--- Begin Supplied entries ---

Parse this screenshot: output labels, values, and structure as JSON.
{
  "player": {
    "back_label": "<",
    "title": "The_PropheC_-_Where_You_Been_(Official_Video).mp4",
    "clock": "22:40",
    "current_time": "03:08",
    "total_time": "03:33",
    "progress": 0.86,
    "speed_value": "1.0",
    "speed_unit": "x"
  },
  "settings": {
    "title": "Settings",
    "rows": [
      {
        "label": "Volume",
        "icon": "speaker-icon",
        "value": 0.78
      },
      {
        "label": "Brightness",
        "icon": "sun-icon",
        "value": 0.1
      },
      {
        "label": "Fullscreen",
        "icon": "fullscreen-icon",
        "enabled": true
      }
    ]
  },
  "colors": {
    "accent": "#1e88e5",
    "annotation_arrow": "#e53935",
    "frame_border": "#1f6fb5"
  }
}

--- End Supplied entries ---

Written exercise –
Work out how many lines of the listing above include the word "title". Reply with nothing but the count.

Solution to the problem –
2